DATASET ENTRIES
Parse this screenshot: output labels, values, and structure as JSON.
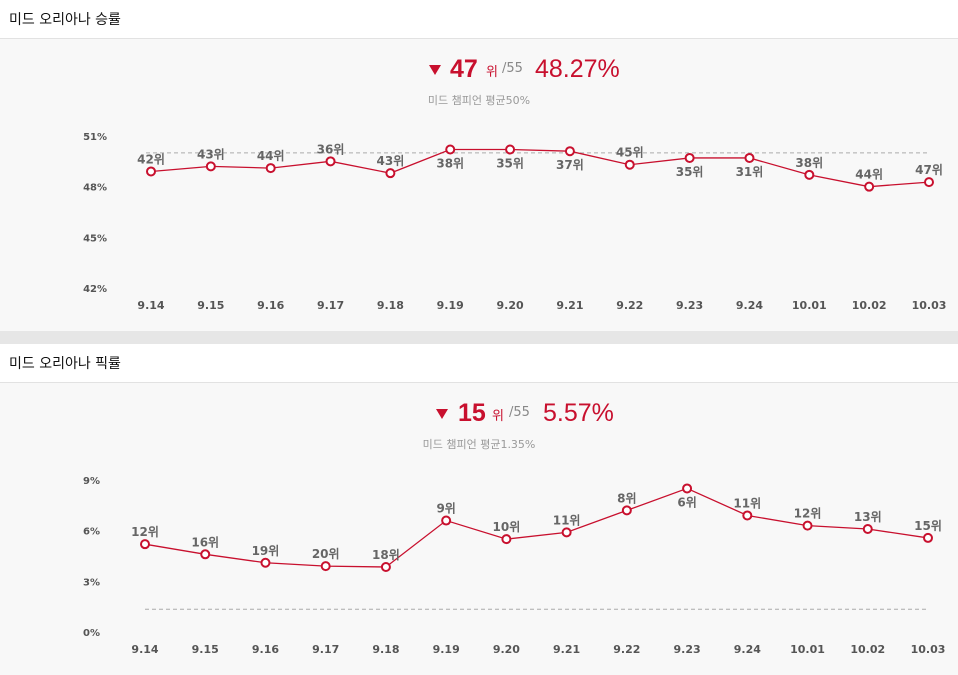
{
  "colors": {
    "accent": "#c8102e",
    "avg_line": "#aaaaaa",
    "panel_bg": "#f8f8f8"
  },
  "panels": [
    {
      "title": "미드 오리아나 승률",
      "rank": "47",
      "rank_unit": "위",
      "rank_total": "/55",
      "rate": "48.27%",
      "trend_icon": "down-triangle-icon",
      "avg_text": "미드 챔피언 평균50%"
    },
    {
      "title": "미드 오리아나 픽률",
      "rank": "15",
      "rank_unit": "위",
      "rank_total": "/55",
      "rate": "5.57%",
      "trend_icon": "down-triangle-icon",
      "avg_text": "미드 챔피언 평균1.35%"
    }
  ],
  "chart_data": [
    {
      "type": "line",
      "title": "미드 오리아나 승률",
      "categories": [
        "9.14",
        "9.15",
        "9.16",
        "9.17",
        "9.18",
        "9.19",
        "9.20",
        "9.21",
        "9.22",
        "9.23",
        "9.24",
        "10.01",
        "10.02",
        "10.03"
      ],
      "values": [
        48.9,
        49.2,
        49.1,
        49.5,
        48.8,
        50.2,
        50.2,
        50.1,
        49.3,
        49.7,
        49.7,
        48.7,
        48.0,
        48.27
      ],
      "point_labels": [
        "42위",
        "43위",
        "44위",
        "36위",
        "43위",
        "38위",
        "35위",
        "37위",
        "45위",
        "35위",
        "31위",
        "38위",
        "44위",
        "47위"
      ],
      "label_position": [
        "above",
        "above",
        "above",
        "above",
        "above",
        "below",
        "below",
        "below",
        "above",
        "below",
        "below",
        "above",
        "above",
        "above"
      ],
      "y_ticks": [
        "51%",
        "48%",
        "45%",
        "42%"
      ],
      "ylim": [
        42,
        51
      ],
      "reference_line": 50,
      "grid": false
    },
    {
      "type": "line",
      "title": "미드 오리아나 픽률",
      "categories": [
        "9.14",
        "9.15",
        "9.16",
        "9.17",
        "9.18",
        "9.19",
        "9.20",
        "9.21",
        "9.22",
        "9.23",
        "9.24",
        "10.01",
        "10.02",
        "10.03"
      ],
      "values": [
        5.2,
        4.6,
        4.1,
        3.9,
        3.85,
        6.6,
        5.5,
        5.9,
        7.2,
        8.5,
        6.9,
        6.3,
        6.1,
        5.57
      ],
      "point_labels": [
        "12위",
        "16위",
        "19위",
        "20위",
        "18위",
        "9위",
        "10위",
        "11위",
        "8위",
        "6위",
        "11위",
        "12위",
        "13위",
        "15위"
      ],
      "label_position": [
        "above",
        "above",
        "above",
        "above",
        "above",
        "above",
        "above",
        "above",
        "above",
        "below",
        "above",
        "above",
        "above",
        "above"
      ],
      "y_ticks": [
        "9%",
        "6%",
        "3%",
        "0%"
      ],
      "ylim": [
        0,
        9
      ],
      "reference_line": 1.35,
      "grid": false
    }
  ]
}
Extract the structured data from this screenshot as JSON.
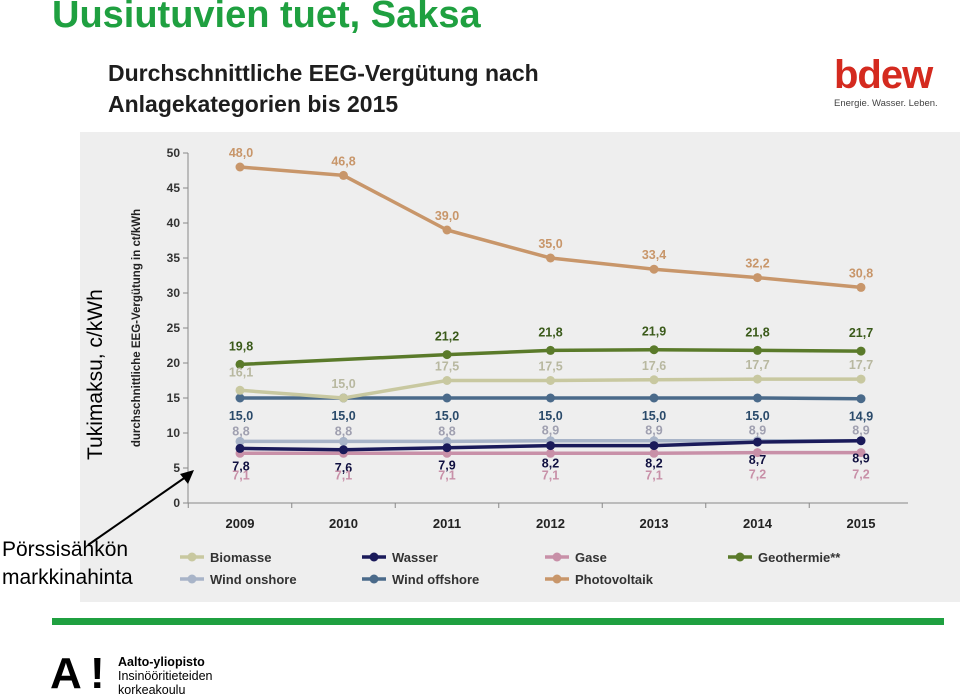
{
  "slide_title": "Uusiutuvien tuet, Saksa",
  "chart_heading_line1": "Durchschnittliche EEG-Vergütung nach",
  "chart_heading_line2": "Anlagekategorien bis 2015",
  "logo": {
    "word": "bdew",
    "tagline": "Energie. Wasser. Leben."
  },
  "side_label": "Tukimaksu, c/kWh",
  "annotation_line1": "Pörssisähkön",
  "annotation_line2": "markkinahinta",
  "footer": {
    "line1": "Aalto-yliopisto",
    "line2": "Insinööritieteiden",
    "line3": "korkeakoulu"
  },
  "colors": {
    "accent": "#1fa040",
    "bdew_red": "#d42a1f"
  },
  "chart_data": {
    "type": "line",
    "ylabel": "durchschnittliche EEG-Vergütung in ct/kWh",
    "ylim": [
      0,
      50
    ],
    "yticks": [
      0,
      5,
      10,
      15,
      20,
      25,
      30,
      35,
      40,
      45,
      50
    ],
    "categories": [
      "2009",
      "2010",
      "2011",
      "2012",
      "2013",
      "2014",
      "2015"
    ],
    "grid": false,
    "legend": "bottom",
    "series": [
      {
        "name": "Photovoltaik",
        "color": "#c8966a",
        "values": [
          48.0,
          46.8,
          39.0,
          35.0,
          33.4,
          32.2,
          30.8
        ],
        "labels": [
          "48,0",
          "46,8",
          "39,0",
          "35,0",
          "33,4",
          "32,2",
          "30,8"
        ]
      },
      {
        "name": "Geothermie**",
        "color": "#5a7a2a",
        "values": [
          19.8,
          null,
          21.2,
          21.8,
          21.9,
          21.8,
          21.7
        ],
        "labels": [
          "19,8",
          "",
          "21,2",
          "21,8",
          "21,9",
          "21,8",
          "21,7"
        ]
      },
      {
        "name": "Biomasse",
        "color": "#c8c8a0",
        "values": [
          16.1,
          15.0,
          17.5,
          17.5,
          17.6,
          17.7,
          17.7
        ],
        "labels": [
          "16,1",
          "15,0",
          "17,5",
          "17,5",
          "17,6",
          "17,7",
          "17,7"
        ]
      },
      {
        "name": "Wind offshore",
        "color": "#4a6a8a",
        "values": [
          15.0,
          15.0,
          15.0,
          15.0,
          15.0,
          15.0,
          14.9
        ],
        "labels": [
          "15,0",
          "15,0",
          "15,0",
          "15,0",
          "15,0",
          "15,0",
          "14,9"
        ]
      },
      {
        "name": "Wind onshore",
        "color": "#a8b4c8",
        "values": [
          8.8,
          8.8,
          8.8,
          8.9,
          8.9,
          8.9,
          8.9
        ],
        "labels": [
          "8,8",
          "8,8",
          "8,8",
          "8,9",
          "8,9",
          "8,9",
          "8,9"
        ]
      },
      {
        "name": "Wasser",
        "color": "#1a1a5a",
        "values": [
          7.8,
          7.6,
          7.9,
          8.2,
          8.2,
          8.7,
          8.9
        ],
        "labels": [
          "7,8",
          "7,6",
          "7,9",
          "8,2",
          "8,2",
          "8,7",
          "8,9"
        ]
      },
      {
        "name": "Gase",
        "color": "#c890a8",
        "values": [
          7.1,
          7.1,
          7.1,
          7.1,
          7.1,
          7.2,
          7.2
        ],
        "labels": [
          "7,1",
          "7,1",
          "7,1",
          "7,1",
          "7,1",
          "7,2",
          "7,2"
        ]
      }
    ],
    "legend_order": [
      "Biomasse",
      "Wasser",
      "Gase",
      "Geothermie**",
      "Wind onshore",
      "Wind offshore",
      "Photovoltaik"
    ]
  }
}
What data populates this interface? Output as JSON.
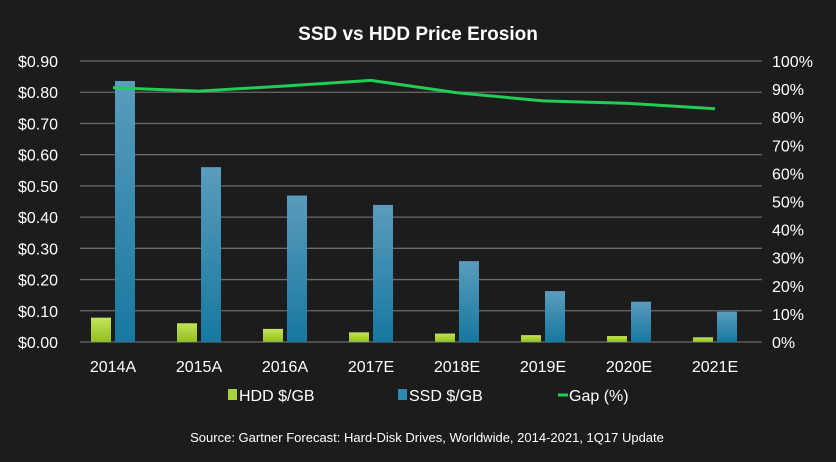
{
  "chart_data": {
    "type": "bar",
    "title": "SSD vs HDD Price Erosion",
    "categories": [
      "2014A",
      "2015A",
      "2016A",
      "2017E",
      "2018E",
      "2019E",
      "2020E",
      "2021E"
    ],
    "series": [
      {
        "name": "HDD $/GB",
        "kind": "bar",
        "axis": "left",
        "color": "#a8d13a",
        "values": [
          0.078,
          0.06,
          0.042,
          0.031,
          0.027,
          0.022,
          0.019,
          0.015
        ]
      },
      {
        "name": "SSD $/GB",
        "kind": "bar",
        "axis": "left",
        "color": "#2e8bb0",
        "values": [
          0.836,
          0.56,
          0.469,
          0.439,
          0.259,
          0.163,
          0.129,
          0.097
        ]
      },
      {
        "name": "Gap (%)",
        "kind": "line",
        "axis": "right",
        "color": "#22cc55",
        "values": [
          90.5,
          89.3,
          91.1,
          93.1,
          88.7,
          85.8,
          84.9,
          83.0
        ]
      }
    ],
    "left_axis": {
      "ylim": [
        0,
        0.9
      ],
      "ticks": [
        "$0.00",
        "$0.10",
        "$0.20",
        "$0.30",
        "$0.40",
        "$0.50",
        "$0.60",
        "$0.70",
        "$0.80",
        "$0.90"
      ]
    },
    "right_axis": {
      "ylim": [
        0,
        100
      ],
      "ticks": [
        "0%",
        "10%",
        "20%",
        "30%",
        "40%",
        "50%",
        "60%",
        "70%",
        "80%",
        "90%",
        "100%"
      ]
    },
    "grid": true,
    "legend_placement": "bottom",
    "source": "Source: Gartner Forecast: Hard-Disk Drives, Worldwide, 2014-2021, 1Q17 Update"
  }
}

TASK
Please retype the entries above word for word, but only from the line containing "What data populates" through the last line, and without the pictures.

ANSWER FOR THIS EXERCISE
What data populates this interface? Output as JSON.
{
  "chart_data": {
    "type": "bar",
    "title": "SSD vs HDD Price Erosion",
    "categories": [
      "2014A",
      "2015A",
      "2016A",
      "2017E",
      "2018E",
      "2019E",
      "2020E",
      "2021E"
    ],
    "series": [
      {
        "name": "HDD $/GB",
        "kind": "bar",
        "axis": "left",
        "color": "#a8d13a",
        "values": [
          0.078,
          0.06,
          0.042,
          0.031,
          0.027,
          0.022,
          0.019,
          0.015
        ]
      },
      {
        "name": "SSD $/GB",
        "kind": "bar",
        "axis": "left",
        "color": "#2e8bb0",
        "values": [
          0.836,
          0.56,
          0.469,
          0.439,
          0.259,
          0.163,
          0.129,
          0.097
        ]
      },
      {
        "name": "Gap (%)",
        "kind": "line",
        "axis": "right",
        "color": "#22cc55",
        "values": [
          90.5,
          89.3,
          91.1,
          93.1,
          88.7,
          85.8,
          84.9,
          83.0
        ]
      }
    ],
    "left_axis": {
      "ylim": [
        0,
        0.9
      ],
      "ticks": [
        "$0.00",
        "$0.10",
        "$0.20",
        "$0.30",
        "$0.40",
        "$0.50",
        "$0.60",
        "$0.70",
        "$0.80",
        "$0.90"
      ]
    },
    "right_axis": {
      "ylim": [
        0,
        100
      ],
      "ticks": [
        "0%",
        "10%",
        "20%",
        "30%",
        "40%",
        "50%",
        "60%",
        "70%",
        "80%",
        "90%",
        "100%"
      ]
    },
    "grid": true,
    "legend_placement": "bottom",
    "source": "Source: Gartner Forecast: Hard-Disk Drives, Worldwide, 2014-2021, 1Q17 Update"
  }
}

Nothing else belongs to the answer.